- **Job**: Reproduce the data below character for character, starting at the line containing "118, 93, 138]" and continuing down through the line containing "List all visible".

- **Task data**:
====================

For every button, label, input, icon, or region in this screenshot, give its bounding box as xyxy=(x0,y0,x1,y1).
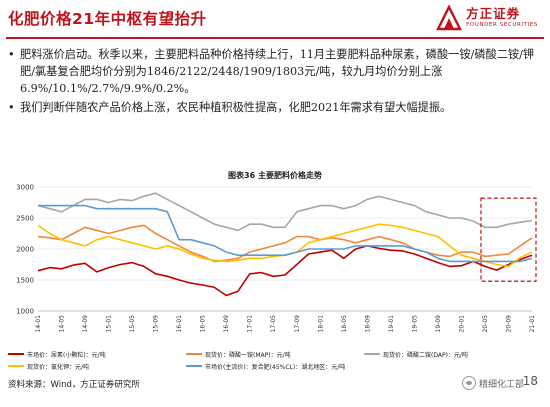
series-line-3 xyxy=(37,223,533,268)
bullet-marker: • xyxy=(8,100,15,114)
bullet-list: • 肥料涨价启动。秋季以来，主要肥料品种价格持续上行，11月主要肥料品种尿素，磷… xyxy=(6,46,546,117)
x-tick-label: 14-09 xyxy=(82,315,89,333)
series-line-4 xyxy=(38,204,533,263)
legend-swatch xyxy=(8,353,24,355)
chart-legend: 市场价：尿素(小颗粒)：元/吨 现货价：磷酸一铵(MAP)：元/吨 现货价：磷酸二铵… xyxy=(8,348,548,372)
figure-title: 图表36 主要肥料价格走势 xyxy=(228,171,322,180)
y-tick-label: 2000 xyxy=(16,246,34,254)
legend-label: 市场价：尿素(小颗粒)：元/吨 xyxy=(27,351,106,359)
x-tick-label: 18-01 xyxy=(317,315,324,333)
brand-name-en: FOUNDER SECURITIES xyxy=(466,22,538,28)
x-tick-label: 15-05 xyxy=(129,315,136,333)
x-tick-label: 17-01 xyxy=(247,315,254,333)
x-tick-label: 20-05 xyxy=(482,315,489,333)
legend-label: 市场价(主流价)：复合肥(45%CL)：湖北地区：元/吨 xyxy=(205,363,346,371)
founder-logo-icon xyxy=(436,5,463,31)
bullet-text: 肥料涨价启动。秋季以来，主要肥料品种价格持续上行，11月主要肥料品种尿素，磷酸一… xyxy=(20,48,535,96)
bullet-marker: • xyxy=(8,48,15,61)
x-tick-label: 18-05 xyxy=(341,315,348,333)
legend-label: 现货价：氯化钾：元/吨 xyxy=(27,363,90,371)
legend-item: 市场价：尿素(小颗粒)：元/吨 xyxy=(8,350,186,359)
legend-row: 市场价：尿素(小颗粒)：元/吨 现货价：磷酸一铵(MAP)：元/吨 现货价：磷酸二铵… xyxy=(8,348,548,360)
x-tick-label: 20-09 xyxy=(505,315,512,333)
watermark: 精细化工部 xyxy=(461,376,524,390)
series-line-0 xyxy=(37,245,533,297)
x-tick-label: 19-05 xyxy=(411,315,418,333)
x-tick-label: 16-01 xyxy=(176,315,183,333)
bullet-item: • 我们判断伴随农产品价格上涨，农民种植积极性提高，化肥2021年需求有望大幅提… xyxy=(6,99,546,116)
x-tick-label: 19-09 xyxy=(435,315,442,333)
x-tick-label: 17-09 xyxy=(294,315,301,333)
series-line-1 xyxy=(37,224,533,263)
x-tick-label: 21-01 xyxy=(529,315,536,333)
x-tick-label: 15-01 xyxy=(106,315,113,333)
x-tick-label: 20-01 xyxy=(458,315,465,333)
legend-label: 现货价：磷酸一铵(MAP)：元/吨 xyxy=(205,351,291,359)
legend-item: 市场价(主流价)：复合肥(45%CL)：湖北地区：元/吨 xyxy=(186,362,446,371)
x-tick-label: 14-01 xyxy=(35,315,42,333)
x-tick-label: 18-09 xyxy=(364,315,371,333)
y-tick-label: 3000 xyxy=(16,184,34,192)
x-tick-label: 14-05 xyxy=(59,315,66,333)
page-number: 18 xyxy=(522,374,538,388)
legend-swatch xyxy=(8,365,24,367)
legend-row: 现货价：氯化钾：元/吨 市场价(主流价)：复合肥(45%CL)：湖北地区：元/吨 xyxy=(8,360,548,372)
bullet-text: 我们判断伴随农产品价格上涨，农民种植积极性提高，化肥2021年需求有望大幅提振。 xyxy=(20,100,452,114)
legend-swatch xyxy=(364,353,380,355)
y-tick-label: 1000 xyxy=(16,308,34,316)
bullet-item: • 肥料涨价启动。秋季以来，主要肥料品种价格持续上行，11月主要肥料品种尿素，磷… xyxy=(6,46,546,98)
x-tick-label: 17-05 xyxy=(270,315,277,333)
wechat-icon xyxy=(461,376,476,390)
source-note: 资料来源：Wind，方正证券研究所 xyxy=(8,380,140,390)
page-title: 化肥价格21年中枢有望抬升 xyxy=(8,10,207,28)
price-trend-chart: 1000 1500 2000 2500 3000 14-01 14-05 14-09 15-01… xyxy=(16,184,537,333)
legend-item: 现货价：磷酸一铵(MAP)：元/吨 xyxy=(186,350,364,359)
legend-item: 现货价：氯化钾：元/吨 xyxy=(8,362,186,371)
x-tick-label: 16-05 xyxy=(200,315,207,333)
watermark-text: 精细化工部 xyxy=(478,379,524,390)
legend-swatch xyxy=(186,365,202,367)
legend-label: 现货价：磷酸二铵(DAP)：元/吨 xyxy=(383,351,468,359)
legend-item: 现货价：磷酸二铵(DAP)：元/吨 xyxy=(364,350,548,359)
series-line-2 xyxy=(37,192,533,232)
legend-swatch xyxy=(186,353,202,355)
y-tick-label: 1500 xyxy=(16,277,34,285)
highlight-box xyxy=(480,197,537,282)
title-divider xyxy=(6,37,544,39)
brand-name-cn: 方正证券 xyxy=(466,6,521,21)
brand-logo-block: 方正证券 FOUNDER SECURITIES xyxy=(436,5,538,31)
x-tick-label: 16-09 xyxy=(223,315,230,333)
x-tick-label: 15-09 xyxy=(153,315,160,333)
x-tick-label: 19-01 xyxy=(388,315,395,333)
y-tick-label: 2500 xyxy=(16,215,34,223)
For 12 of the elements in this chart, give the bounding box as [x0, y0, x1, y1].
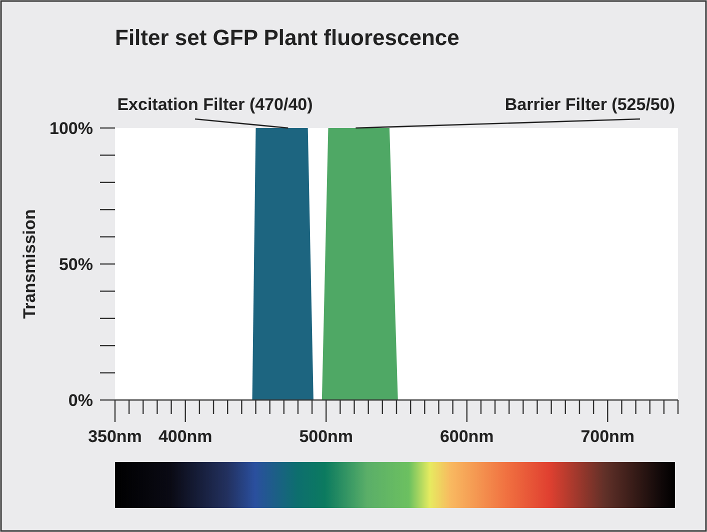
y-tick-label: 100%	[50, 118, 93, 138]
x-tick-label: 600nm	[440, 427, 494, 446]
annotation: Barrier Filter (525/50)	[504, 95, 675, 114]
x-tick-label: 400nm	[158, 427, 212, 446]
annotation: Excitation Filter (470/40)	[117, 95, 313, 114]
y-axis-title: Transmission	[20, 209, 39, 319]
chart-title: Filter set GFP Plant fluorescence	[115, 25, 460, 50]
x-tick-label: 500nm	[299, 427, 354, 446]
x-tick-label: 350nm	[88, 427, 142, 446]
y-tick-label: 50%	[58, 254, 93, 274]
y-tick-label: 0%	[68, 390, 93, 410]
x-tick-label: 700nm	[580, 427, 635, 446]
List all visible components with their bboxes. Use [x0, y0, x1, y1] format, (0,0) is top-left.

====================

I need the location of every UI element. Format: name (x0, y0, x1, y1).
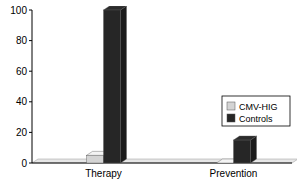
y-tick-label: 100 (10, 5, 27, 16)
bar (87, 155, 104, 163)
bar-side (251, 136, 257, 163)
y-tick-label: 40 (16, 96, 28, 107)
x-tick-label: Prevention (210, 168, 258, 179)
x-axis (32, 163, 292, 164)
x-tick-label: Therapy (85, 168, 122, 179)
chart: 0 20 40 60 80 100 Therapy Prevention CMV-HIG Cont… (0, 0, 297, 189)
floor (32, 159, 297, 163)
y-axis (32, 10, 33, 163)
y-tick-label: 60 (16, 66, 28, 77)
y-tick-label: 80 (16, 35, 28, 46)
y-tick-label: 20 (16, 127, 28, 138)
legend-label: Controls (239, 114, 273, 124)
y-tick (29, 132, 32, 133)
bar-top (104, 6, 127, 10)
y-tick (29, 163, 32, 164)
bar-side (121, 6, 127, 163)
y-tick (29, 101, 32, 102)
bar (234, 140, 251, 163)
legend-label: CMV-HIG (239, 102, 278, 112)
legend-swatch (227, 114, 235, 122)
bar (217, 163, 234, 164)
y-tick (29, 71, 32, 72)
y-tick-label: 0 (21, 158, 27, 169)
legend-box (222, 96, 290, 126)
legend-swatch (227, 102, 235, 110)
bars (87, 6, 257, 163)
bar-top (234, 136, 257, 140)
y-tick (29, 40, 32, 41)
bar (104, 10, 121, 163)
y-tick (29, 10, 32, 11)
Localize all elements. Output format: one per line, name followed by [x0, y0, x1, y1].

====================

- **Result of the exercise**:
y-tick-label: 100%	[50, 118, 93, 138]
x-tick-label: 600nm	[440, 427, 494, 446]
annotation: Barrier Filter (525/50)	[504, 95, 675, 114]
x-tick-label: 400nm	[158, 427, 212, 446]
annotation: Excitation Filter (470/40)	[117, 95, 313, 114]
y-axis-title: Transmission	[20, 209, 39, 319]
chart-title: Filter set GFP Plant fluorescence	[115, 25, 460, 50]
x-tick-label: 500nm	[299, 427, 354, 446]
x-tick-label: 350nm	[88, 427, 142, 446]
y-tick-label: 50%	[58, 254, 93, 274]
y-tick-label: 0%	[68, 390, 93, 410]
x-tick-label: 700nm	[580, 427, 635, 446]
List all visible components with their bboxes. Use [x0, y0, x1, y1] format, (0,0) is top-left.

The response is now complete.